◆ **GOAL**
Write out the listing below without alteration, omitting its pictures.

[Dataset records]
──────────────────────────────
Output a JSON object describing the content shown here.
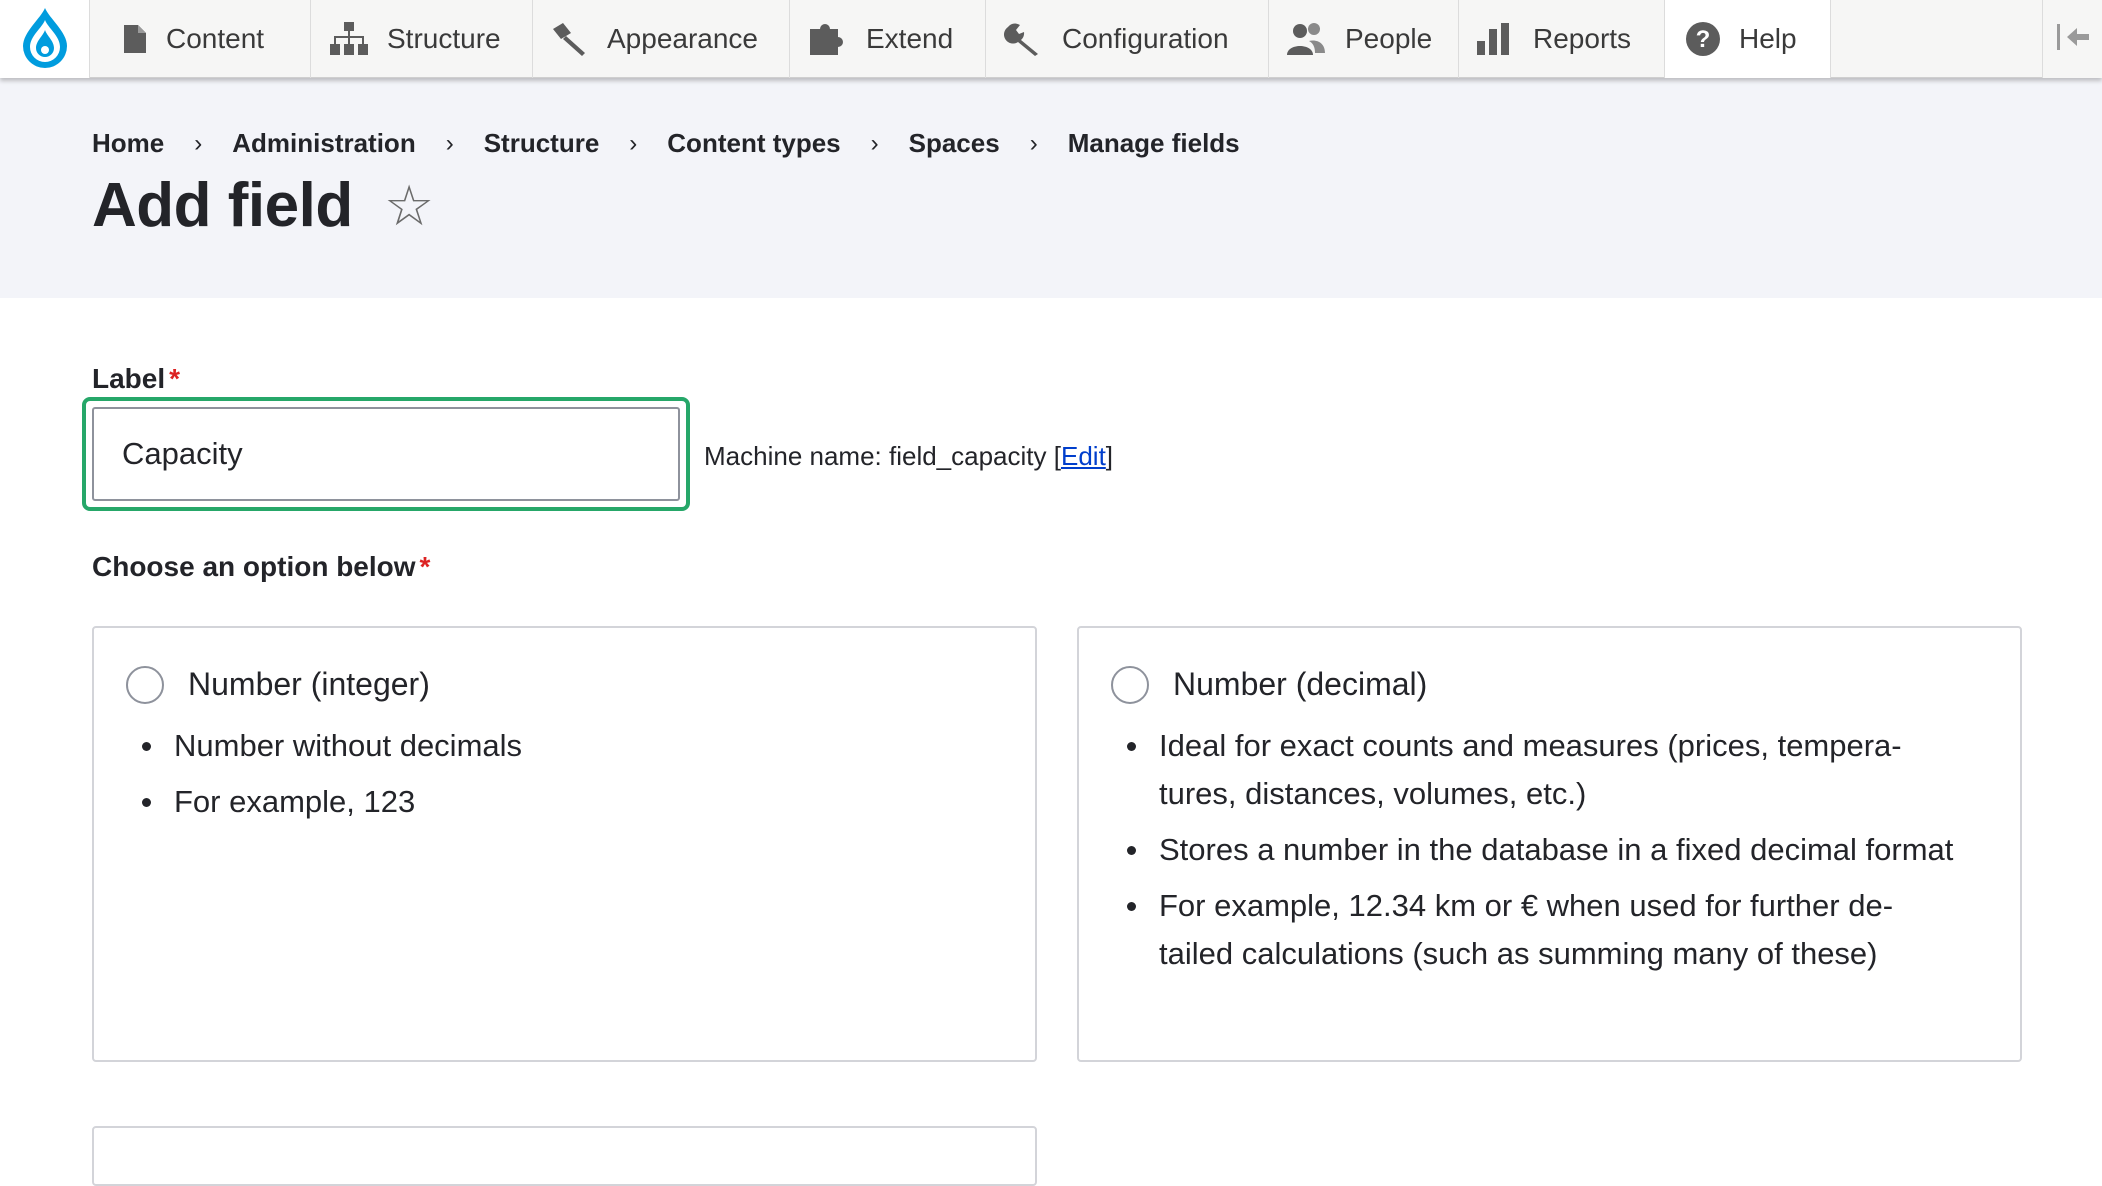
{
  "toolbar": {
    "logo": "drupal-drop-icon",
    "items": [
      {
        "label": "Content",
        "icon": "document-icon"
      },
      {
        "label": "Structure",
        "icon": "sitemap-icon"
      },
      {
        "label": "Appearance",
        "icon": "paintbrush-icon"
      },
      {
        "label": "Extend",
        "icon": "puzzle-icon"
      },
      {
        "label": "Configuration",
        "icon": "wrench-icon"
      },
      {
        "label": "People",
        "icon": "people-icon"
      },
      {
        "label": "Reports",
        "icon": "bar-chart-icon"
      },
      {
        "label": "Help",
        "icon": "help-icon"
      }
    ],
    "collapse_icon": "collapse-toolbar-icon"
  },
  "breadcrumb": {
    "items": [
      "Home",
      "Administration",
      "Structure",
      "Content types",
      "Spaces",
      "Manage fields"
    ],
    "separator": "›"
  },
  "page": {
    "title": "Add field",
    "favorite_icon": "☆"
  },
  "form": {
    "label_field": {
      "label": "Label",
      "required_marker": "*",
      "value": "Capacity"
    },
    "machine_name": {
      "prefix": "Machine name: field_capacity ",
      "open_bracket": "[",
      "edit_link": "Edit",
      "close_bracket": "]"
    },
    "choose": {
      "label": "Choose an option below",
      "required_marker": "*"
    },
    "options": [
      {
        "title": "Number (integer)",
        "bullets": [
          "Number without decimals",
          "For example, 123"
        ]
      },
      {
        "title": "Number (decimal)",
        "bullets": [
          "Ideal for exact counts and measures (prices, tempera-tures, distances, volumes, etc.)",
          "Stores a number in the database in a fixed decimal format",
          "For example, 12.34 km or € when used for further de-tailed calculations (such as summing many of these)"
        ]
      }
    ]
  },
  "colors": {
    "focus_ring": "#26a769",
    "required": "#dc2323",
    "link": "#003ecc",
    "drupal_blue": "#009cde",
    "header_band": "#f3f4f9"
  }
}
──────────────────────────────
◆ **SOLUTION TO THIS PROBLEM**
Output a JSON object describing the content shown here.
{
  "toolbar": {
    "logo": "drupal-drop-icon",
    "items": [
      {
        "label": "Content",
        "icon": "document-icon"
      },
      {
        "label": "Structure",
        "icon": "sitemap-icon"
      },
      {
        "label": "Appearance",
        "icon": "paintbrush-icon"
      },
      {
        "label": "Extend",
        "icon": "puzzle-icon"
      },
      {
        "label": "Configuration",
        "icon": "wrench-icon"
      },
      {
        "label": "People",
        "icon": "people-icon"
      },
      {
        "label": "Reports",
        "icon": "bar-chart-icon"
      },
      {
        "label": "Help",
        "icon": "help-icon"
      }
    ],
    "collapse_icon": "collapse-toolbar-icon"
  },
  "breadcrumb": {
    "items": [
      "Home",
      "Administration",
      "Structure",
      "Content types",
      "Spaces",
      "Manage fields"
    ],
    "separator": "›"
  },
  "page": {
    "title": "Add field",
    "favorite_icon": "☆"
  },
  "form": {
    "label_field": {
      "label": "Label",
      "required_marker": "*",
      "value": "Capacity"
    },
    "machine_name": {
      "prefix": "Machine name: field_capacity ",
      "open_bracket": "[",
      "edit_link": "Edit",
      "close_bracket": "]"
    },
    "choose": {
      "label": "Choose an option below",
      "required_marker": "*"
    },
    "options": [
      {
        "title": "Number (integer)",
        "bullets": [
          "Number without decimals",
          "For example, 123"
        ]
      },
      {
        "title": "Number (decimal)",
        "bullets": [
          "Ideal for exact counts and measures (prices, tempera-tures, distances, volumes, etc.)",
          "Stores a number in the database in a fixed decimal format",
          "For example, 12.34 km or € when used for further de-tailed calculations (such as summing many of these)"
        ]
      }
    ]
  },
  "colors": {
    "focus_ring": "#26a769",
    "required": "#dc2323",
    "link": "#003ecc",
    "drupal_blue": "#009cde",
    "header_band": "#f3f4f9"
  }
}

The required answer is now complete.